* PROBLEM DESCRIPTION: Give every line back verbatim, dropping all images.

Records from a data collection

▽

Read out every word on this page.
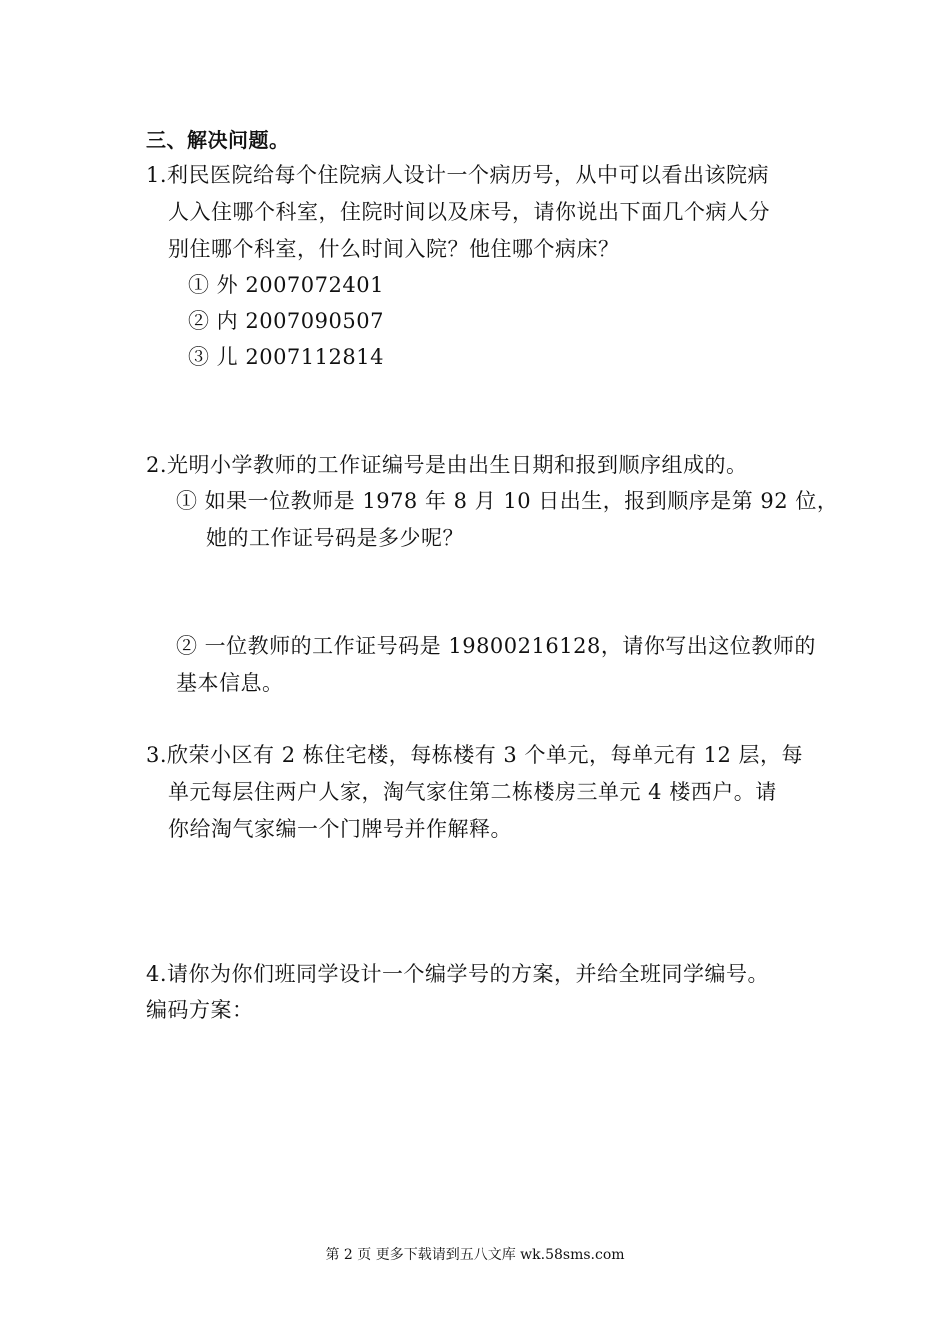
三、解决问题。
1.利民医院给每个住院病人设计一个病历号，从中可以看出该院病
人入住哪个科室，住院时间以及床号，请你说出下面几个病人分
别住哪个科室，什么时间入院？他住哪个病床？
① 外 2007072401
② 内 2007090507
③ 儿 2007112814
2.光明小学教师的工作证编号是由出生日期和报到顺序组成的。
① 如果一位教师是 1978 年 8 月 10 日出生，报到顺序是第 92 位，
她的工作证号码是多少呢？
② 一位教师的工作证号码是 19800216128，请你写出这位教师的
基本信息。
3.欣荣小区有 2 栋住宅楼，每栋楼有 3 个单元，每单元有 12 层，每
单元每层住两户人家，淘气家住第二栋楼房三单元 4 楼西户。请
你给淘气家编一个门牌号并作解释。
4.请你为你们班同学设计一个编学号的方案，并给全班同学编号。
编码方案：
第 2 页 更多下载请到五八文库 wk.58sms.com
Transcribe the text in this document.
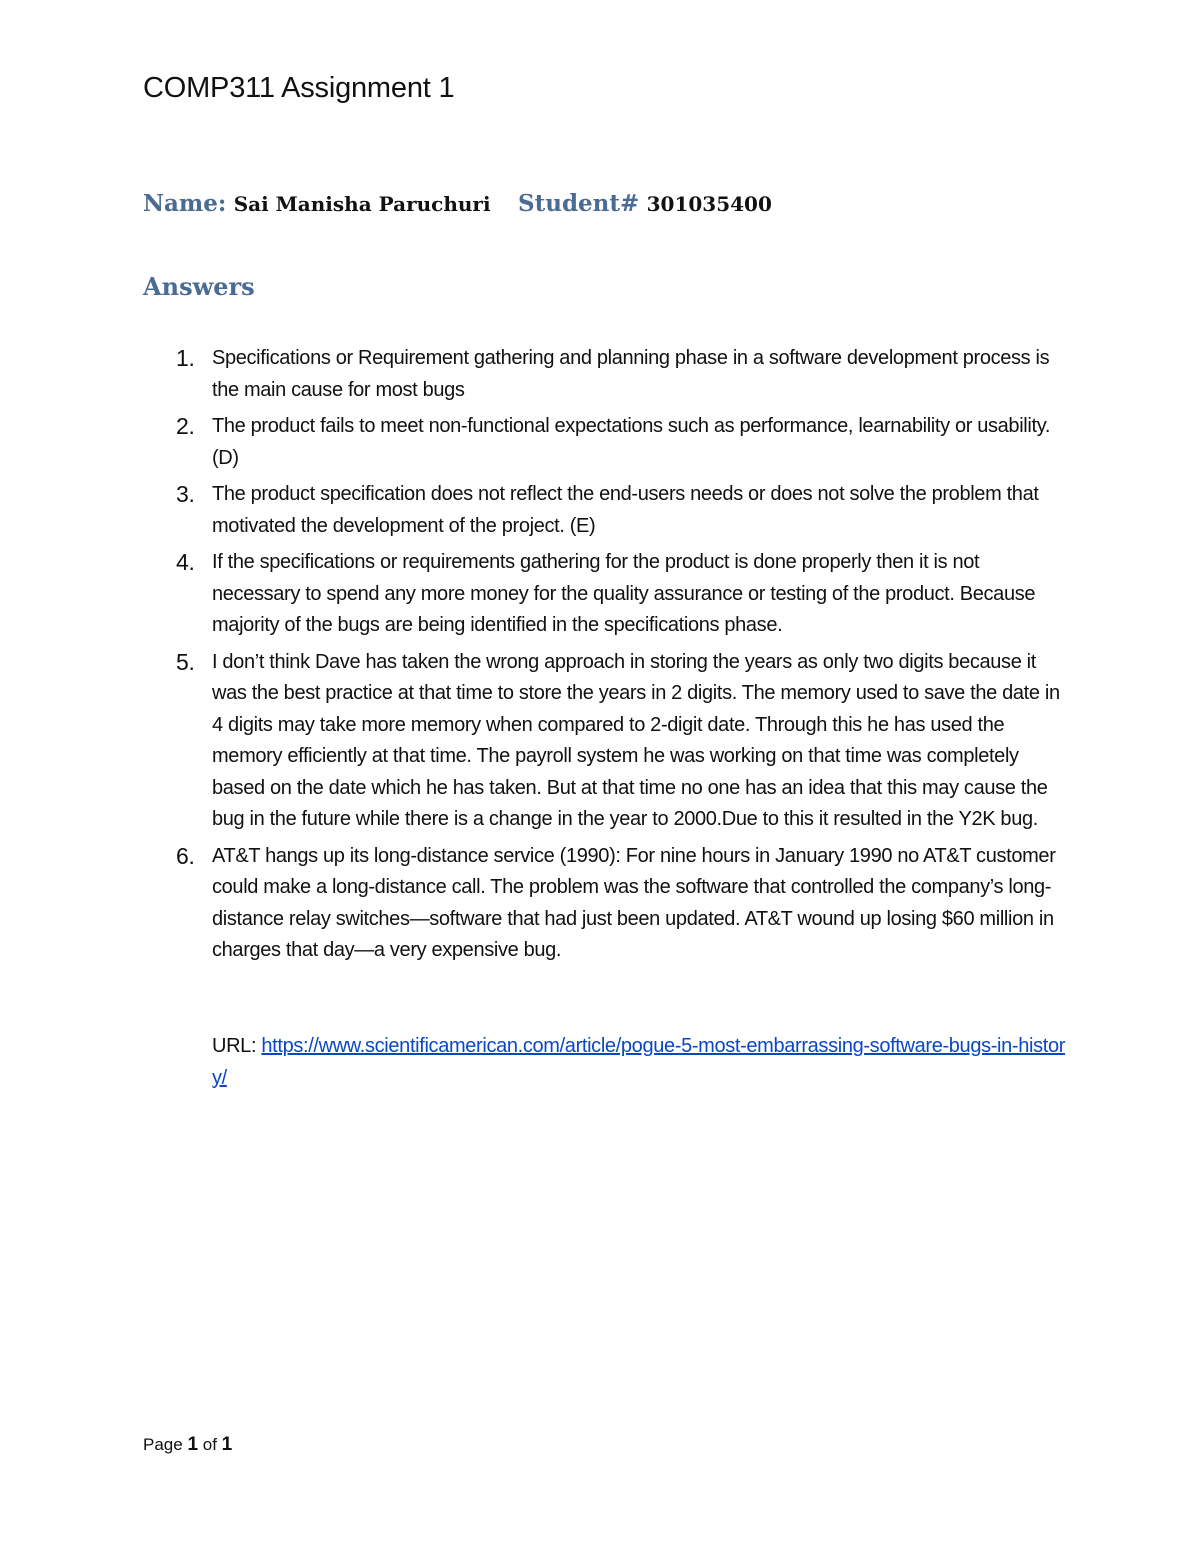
COMP311 Assignment 1
Name: Sai Manisha Paruchuri Student# 301035400
Answers
1. Specifications or Requirement gathering and planning phase in a software development process is the main cause for most bugs
2. The product fails to meet non-functional expectations such as performance, learnability or usability. (D)
3. The product specification does not reflect the end-users needs or does not solve the problem that motivated the development of the project. (E)
4. If the specifications or requirements gathering for the product is done properly then it is not necessary to spend any more money for the quality assurance or testing of the product. Because majority of the bugs are being identified in the specifications phase.
5. I don’t think Dave has taken the wrong approach in storing the years as only two digits because it was the best practice at that time to store the years in 2 digits. The memory used to save the date in 4 digits may take more memory when compared to 2-digit date. Through this he has used the memory efficiently at that time. The payroll system he was working on that time was completely based on the date which he has taken. But at that time no one has an idea that this may cause the bug in the future while there is a change in the year to 2000.Due to this it resulted in the Y2K bug.
6. AT&T hangs up its long-distance service (1990): For nine hours in January 1990 no AT&T customer could make a long-distance call. The problem was the software that controlled the company’s long-distance relay switches—software that had just been updated. AT&T wound up losing $60 million in charges that day—a very expensive bug.
URL: https://www.scientificamerican.com/article/pogue-5-most-embarrassing-software-bugs-in-history/
Page 1 of 1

△

* OUTPUT OF THE EXERCISE:
Read out every word on this page.
三、解决问题。
1.利民医院给每个住院病人设计一个病历号，从中可以看出该院病
人入住哪个科室，住院时间以及床号，请你说出下面几个病人分
别住哪个科室，什么时间入院？他住哪个病床？
① 外 2007072401
② 内 2007090507
③ 儿 2007112814
2.光明小学教师的工作证编号是由出生日期和报到顺序组成的。
① 如果一位教师是 1978 年 8 月 10 日出生，报到顺序是第 92 位，
她的工作证号码是多少呢？
② 一位教师的工作证号码是 19800216128，请你写出这位教师的
基本信息。
3.欣荣小区有 2 栋住宅楼，每栋楼有 3 个单元，每单元有 12 层，每
单元每层住两户人家，淘气家住第二栋楼房三单元 4 楼西户。请
你给淘气家编一个门牌号并作解释。
4.请你为你们班同学设计一个编学号的方案，并给全班同学编号。
编码方案：
第 2 页 更多下载请到五八文库 wk.58sms.com
Transcribe the text in this document.
COMP311 Assignment 1
Name: Sai Manisha Paruchuri Student# 301035400
Answers
1. Specifications or Requirement gathering and planning phase in a software development process is the main cause for most bugs
2. The product fails to meet non-functional expectations such as performance, learnability or usability. (D)
3. The product specification does not reflect the end-users needs or does not solve the problem that motivated the development of the project. (E)
4. If the specifications or requirements gathering for the product is done properly then it is not necessary to spend any more money for the quality assurance or testing of the product. Because majority of the bugs are being identified in the specifications phase.
5. I don’t think Dave has taken the wrong approach in storing the years as only two digits because it was the best practice at that time to store the years in 2 digits. The memory used to save the date in 4 digits may take more memory when compared to 2-digit date. Through this he has used the memory efficiently at that time. The payroll system he was working on that time was completely based on the date which he has taken. But at that time no one has an idea that this may cause the bug in the future while there is a change in the year to 2000.Due to this it resulted in the Y2K bug.
6. AT&T hangs up its long-distance service (1990): For nine hours in January 1990 no AT&T customer could make a long-distance call. The problem was the software that controlled the company’s long-distance relay switches—software that had just been updated. AT&T wound up losing $60 million in charges that day—a very expensive bug.
URL: https://www.scientificamerican.com/article/pogue-5-most-embarrassing-software-bugs-in-history/
Page 1 of 1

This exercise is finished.